■ Task requirements
Below are some entries. Copy each line that holds the string "color".

Figure content listings:
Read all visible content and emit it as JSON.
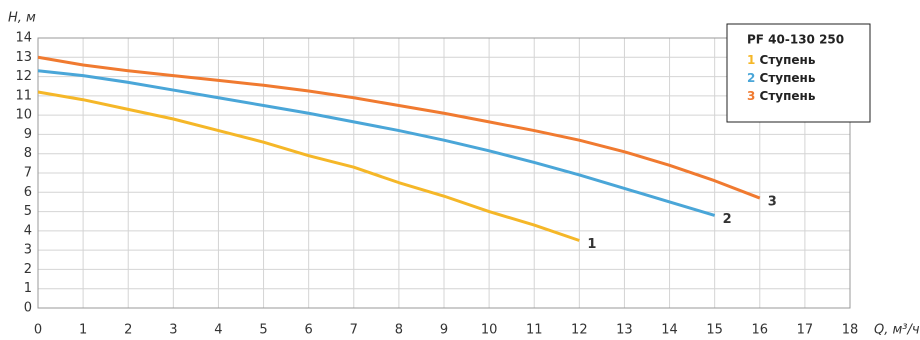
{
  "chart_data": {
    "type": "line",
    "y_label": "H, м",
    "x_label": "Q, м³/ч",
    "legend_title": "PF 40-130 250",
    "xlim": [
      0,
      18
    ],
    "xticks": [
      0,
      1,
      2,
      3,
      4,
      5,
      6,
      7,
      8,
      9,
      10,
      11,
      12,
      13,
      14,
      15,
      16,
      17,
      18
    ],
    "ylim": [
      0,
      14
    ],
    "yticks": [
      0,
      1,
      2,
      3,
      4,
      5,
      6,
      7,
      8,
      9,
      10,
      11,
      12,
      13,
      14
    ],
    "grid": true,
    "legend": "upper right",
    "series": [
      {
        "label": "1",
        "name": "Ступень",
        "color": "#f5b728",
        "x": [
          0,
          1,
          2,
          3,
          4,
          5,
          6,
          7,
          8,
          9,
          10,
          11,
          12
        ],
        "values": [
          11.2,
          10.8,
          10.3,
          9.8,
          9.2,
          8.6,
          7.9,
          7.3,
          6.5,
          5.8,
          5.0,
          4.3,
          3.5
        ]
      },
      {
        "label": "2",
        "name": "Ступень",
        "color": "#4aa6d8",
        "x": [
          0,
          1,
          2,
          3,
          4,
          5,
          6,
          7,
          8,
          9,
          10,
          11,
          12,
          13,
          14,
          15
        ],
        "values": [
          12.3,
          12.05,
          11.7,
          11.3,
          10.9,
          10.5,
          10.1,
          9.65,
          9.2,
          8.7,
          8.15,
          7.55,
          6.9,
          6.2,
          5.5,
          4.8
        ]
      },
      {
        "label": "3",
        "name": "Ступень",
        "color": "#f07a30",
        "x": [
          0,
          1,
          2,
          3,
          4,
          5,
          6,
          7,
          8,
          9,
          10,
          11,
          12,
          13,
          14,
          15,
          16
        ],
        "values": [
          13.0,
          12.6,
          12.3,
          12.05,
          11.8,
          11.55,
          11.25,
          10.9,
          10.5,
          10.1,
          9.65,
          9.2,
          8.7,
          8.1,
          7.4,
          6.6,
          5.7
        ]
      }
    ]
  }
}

■ Output of the task
        "color": "#f5b728",
        "color": "#4aa6d8",
        "color": "#f07a30",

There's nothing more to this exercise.